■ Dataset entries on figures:
--
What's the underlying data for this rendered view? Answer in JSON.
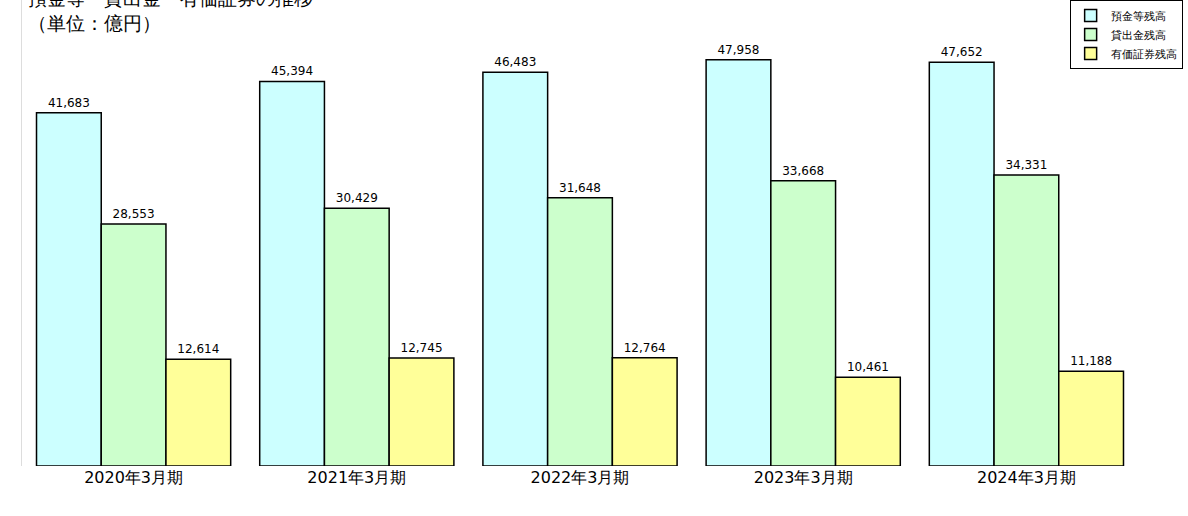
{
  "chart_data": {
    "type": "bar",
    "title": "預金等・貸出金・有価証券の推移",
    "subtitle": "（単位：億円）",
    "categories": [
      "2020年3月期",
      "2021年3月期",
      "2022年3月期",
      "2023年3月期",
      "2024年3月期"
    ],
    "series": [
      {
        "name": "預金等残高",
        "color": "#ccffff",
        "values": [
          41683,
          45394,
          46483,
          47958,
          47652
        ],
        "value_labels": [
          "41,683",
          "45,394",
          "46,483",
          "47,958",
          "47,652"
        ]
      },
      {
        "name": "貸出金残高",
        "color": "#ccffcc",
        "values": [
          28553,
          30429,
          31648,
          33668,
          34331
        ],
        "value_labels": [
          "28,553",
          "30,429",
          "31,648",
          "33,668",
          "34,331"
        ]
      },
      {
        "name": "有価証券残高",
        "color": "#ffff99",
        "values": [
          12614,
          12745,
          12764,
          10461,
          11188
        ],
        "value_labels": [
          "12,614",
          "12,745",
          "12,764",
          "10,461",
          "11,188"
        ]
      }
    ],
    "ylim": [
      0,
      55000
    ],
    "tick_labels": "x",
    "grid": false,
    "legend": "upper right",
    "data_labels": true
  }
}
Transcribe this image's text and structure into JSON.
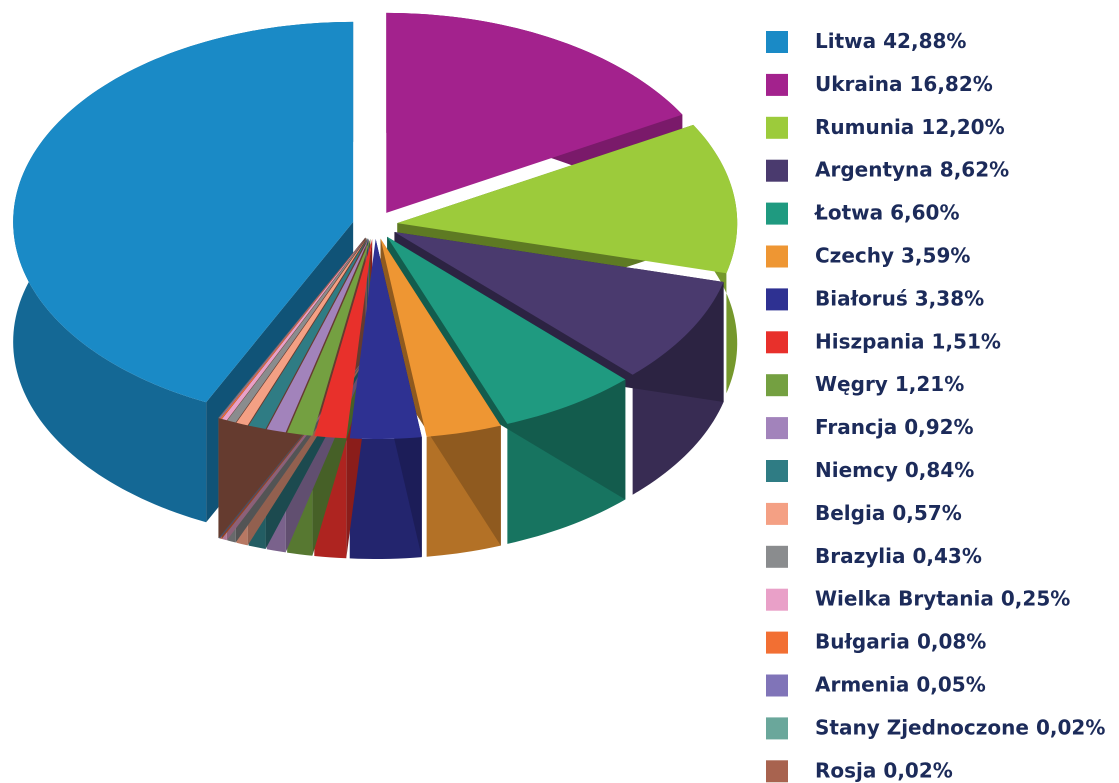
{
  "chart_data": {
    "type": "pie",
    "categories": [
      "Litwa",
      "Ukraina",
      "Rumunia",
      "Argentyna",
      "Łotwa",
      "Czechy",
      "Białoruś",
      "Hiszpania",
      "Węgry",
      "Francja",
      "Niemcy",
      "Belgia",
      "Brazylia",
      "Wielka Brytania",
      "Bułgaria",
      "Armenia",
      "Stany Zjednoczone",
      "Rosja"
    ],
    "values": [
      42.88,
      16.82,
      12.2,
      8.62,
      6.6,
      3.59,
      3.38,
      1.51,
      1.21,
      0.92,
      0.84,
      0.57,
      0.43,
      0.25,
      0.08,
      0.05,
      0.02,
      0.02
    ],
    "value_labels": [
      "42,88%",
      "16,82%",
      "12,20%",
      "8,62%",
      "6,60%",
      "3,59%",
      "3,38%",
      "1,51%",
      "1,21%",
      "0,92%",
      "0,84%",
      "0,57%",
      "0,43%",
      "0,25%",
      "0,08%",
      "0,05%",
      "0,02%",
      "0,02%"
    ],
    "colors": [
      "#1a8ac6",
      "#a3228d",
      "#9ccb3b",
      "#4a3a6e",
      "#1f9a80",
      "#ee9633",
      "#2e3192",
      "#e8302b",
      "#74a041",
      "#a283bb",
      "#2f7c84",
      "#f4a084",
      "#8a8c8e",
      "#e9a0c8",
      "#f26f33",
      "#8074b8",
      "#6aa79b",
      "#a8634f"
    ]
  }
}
--
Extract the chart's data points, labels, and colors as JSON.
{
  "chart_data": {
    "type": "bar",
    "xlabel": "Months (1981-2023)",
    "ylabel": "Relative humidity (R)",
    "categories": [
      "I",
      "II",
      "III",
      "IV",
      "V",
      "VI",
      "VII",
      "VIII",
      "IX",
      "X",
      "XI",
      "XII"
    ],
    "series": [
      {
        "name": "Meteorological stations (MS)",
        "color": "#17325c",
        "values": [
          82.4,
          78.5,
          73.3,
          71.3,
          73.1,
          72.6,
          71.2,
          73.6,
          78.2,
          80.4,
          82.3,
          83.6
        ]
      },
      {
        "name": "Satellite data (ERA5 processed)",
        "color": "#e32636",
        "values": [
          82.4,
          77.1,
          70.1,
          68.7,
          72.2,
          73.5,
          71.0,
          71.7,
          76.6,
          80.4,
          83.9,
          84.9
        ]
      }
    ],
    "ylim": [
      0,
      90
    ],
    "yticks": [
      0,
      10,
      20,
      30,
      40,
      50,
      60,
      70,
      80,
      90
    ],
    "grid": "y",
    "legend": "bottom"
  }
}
--
■ What to produce: Search the entries for the string "this" and collect each line that has it.

■ Response:
What's the underlying data for this rendered view? Answer in JSON.
Transcribe this image's text and structure into JSON.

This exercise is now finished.